Input for this task >>
★ ★ ★ ★

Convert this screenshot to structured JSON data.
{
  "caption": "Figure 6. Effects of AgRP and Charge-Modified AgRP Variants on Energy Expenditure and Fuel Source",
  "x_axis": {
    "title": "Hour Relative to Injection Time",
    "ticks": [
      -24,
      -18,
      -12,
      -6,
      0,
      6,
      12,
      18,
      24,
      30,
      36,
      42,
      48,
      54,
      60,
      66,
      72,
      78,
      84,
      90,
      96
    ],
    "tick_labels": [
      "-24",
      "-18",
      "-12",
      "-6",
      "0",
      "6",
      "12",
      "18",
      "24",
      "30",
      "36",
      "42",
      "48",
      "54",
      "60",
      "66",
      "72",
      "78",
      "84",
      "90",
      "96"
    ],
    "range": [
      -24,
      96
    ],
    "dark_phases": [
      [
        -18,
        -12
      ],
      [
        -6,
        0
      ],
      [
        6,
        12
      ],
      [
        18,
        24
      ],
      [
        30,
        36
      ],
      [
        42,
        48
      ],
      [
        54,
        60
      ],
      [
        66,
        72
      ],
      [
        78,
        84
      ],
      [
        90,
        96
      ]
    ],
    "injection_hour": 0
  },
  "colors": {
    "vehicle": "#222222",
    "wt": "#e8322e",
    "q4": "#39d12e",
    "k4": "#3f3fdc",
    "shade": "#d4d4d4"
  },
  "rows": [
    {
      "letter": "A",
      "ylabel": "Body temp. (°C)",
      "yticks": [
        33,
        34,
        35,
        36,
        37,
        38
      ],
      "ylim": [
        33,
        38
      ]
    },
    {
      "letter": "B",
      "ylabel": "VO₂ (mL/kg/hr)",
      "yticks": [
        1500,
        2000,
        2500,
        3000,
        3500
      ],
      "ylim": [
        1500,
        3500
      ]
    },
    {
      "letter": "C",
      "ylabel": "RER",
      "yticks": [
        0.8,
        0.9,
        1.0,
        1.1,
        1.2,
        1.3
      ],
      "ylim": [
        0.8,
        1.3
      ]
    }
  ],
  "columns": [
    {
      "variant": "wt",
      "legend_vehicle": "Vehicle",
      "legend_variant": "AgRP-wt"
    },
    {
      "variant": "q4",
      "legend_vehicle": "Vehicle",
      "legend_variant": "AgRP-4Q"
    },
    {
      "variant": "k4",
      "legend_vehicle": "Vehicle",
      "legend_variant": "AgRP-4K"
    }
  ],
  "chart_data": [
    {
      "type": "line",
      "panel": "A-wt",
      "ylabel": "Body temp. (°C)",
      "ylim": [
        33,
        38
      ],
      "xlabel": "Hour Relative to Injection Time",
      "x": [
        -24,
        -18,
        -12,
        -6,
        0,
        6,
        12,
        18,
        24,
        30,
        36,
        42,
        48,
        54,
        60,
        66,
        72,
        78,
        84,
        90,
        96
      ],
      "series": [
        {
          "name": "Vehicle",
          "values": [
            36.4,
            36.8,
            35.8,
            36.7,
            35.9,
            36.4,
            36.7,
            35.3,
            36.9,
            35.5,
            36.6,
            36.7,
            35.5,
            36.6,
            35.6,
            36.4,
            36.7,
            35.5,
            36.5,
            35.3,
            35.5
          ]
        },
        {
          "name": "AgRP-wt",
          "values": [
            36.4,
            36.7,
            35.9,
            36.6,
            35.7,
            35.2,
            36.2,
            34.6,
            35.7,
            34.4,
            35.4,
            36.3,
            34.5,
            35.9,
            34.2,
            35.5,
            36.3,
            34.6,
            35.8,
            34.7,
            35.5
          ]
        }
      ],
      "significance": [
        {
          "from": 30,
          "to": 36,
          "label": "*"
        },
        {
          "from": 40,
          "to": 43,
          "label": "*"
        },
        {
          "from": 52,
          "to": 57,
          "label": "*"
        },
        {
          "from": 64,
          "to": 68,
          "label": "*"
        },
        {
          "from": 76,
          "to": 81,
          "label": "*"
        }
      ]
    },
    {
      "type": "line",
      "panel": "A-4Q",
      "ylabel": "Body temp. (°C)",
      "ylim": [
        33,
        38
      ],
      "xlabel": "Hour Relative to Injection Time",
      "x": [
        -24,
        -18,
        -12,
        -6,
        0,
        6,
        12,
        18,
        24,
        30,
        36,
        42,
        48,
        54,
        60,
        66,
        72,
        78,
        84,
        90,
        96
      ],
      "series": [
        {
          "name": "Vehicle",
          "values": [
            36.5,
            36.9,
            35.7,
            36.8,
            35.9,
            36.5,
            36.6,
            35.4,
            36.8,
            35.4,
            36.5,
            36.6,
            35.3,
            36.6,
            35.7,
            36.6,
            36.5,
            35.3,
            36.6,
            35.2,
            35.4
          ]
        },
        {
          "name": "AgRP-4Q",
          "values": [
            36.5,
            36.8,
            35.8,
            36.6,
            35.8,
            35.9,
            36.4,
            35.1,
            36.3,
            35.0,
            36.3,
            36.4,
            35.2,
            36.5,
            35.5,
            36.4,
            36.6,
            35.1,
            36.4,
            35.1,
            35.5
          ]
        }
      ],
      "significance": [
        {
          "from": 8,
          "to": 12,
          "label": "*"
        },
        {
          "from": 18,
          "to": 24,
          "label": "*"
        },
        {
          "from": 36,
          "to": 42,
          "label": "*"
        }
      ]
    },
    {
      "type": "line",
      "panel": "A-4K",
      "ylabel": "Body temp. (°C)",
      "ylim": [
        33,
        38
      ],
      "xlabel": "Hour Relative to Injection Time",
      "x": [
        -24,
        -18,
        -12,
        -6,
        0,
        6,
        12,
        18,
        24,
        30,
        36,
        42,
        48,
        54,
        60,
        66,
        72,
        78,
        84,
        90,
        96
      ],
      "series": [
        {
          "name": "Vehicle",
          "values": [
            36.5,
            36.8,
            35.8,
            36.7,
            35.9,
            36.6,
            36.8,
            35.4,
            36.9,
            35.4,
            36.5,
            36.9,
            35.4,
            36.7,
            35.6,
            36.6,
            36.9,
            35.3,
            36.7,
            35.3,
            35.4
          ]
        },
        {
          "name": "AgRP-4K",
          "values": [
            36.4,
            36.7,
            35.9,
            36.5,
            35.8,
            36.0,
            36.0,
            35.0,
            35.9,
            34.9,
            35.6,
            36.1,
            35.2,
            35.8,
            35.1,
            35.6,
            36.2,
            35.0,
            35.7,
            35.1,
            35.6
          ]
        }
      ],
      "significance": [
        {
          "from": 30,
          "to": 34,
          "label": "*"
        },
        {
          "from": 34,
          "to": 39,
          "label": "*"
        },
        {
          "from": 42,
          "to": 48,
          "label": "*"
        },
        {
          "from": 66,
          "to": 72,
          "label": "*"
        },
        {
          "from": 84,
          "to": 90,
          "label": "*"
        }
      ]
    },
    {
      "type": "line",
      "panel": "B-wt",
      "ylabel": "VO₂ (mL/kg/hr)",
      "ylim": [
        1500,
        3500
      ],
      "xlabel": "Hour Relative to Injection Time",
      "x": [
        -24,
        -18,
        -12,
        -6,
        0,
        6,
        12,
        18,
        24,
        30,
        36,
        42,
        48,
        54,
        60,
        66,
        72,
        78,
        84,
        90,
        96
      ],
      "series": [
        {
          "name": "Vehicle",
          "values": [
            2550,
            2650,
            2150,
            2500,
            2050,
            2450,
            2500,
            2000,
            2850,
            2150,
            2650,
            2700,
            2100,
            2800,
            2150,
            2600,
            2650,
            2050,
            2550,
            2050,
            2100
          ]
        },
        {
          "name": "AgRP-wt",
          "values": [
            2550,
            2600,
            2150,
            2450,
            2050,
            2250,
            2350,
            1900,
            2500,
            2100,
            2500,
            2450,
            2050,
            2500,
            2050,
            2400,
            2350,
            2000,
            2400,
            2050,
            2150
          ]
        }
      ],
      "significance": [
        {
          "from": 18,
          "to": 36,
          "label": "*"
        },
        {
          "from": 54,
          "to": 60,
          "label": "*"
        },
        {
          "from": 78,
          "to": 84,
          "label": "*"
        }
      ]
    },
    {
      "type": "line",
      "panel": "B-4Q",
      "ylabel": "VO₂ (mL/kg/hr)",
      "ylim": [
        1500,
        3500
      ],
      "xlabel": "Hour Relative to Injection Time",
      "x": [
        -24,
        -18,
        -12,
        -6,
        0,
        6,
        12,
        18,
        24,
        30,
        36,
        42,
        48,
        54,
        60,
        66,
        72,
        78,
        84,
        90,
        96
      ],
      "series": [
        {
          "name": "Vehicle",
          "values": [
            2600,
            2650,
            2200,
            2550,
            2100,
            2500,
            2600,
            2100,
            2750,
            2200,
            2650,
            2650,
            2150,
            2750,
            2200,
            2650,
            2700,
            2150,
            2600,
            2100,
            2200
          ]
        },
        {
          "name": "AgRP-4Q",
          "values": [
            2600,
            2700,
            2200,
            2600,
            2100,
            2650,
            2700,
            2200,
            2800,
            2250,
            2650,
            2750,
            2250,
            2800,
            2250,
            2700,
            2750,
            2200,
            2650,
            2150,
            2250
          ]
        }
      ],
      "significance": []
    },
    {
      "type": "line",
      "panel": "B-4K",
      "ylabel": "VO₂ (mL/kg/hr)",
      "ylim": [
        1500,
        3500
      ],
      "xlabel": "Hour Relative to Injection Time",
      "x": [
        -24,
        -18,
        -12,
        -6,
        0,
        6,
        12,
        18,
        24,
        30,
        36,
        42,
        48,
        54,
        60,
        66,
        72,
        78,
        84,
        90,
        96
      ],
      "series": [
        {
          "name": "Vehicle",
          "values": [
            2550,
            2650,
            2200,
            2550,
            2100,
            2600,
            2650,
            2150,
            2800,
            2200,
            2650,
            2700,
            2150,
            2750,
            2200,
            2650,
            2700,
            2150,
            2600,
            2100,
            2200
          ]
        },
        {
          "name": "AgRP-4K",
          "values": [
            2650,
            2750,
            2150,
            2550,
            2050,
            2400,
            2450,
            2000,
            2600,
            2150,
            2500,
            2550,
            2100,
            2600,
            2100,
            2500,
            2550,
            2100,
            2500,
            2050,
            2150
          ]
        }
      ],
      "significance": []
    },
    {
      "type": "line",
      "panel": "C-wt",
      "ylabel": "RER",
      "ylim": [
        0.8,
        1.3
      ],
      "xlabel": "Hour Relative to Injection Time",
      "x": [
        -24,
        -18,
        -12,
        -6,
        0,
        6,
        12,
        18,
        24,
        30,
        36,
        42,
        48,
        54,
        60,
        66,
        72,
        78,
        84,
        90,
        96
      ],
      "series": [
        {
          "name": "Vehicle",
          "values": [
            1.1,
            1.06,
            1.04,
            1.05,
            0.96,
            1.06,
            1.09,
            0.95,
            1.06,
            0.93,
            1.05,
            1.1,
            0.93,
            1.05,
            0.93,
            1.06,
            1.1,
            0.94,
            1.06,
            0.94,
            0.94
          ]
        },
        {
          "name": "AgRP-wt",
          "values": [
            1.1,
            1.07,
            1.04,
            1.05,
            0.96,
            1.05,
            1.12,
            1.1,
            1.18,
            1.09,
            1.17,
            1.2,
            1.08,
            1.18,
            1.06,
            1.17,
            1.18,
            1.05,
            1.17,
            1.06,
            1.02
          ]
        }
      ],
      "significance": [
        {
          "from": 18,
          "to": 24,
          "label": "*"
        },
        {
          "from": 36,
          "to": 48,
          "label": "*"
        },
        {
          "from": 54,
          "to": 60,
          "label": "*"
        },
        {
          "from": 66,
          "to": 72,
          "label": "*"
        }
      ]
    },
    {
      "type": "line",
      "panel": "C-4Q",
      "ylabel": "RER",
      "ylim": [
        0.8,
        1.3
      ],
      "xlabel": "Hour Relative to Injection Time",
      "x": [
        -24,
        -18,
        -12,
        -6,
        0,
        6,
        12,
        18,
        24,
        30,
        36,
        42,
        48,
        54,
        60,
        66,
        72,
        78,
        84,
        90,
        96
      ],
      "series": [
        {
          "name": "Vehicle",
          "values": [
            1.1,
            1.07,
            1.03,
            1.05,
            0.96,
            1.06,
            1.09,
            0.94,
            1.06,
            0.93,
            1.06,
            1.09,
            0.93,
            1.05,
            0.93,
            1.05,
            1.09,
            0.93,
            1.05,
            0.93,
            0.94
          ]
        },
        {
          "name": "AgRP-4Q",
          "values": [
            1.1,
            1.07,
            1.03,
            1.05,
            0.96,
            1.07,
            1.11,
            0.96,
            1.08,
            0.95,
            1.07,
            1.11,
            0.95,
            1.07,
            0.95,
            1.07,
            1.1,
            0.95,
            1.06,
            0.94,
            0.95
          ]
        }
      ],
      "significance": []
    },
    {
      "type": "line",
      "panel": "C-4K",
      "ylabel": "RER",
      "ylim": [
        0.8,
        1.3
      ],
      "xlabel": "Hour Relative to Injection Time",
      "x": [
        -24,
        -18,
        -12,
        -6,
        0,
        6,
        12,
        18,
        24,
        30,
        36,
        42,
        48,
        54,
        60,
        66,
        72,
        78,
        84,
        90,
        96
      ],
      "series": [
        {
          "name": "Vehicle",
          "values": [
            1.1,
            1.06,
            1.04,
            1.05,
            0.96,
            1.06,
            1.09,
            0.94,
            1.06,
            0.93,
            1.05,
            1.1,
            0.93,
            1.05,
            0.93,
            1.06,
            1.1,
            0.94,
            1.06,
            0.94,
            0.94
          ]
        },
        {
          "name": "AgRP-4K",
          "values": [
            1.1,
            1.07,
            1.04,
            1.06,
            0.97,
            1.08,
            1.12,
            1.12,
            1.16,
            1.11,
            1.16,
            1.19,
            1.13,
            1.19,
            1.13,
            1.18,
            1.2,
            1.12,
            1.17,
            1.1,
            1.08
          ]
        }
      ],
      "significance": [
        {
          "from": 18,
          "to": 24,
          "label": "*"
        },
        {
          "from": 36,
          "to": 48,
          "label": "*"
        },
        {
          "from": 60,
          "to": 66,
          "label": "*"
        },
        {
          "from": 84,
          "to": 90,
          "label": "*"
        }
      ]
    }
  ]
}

★ ★ ★ ★

What is expected >>
Work through the records above line by line and count those that hold the string "panel". Give only the result.

Exercise answer >>
9